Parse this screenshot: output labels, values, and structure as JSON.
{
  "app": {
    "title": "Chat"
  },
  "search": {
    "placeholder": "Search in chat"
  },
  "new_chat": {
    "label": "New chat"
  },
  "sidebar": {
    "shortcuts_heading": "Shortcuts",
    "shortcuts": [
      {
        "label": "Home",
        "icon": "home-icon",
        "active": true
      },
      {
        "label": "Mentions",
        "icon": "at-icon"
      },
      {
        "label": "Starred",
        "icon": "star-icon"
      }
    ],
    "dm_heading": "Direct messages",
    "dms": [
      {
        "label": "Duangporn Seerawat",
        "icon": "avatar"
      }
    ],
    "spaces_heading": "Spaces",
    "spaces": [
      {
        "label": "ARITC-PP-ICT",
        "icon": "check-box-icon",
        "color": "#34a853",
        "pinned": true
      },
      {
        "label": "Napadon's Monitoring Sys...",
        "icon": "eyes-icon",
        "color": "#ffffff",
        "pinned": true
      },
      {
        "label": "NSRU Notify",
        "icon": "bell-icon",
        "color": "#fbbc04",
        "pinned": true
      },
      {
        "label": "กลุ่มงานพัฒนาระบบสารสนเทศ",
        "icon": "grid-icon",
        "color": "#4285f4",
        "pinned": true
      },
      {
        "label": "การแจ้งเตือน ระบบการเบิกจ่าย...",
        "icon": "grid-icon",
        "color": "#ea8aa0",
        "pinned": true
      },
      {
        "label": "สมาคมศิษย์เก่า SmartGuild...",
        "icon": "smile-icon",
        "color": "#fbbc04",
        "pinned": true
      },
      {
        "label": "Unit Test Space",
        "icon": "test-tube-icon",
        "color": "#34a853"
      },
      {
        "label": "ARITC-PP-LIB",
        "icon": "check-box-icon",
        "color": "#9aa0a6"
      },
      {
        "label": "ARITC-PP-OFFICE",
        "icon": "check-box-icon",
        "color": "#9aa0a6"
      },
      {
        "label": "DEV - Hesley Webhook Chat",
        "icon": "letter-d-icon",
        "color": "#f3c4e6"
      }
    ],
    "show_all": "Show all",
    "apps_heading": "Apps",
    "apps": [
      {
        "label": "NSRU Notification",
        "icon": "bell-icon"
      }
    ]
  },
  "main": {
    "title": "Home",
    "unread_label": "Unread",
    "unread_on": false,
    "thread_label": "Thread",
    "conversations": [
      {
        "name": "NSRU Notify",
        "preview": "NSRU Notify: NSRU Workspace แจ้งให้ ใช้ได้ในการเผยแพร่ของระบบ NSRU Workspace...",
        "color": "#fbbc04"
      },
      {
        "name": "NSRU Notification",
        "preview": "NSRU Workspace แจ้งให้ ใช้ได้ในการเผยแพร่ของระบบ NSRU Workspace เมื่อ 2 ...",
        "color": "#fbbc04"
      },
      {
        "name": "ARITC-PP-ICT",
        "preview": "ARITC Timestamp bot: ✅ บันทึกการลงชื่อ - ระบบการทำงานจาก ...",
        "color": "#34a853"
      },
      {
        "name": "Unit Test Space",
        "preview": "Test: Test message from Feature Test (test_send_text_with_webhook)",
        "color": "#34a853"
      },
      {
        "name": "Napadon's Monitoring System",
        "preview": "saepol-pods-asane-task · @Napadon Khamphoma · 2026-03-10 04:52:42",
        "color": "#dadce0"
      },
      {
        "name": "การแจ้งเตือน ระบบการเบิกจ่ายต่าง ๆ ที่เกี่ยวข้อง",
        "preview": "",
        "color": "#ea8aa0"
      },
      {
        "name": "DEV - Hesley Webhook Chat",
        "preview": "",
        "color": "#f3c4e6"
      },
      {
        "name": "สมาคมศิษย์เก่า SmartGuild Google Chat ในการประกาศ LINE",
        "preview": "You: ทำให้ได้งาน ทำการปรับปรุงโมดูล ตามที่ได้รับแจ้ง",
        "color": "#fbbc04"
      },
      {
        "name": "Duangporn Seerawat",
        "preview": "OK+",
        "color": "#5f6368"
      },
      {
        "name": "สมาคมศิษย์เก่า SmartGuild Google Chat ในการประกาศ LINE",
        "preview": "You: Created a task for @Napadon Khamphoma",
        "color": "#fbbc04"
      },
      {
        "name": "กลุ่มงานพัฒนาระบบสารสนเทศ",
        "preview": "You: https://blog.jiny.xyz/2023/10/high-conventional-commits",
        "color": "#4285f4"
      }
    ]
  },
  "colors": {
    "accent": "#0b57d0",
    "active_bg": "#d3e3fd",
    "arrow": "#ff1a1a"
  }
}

-.-.-

Your objective: Take every line that includes the string "NSRU" and copy it.

Exercise solution:
        "label": "NSRU Notify",
        "label": "NSRU Notification",
        "name": "NSRU Notify",
        "preview": "NSRU Notify: NSRU Workspace แจ้งให้ ใช้ได้ในการเผยแพร่ของระบบ NSRU Workspace...",
        "name": "NSRU Notification",
        "preview": "NSRU Workspace แจ้งให้ ใช้ได้ในการเผยแพร่ของระบบ NSRU Workspace เมื่อ 2 ...",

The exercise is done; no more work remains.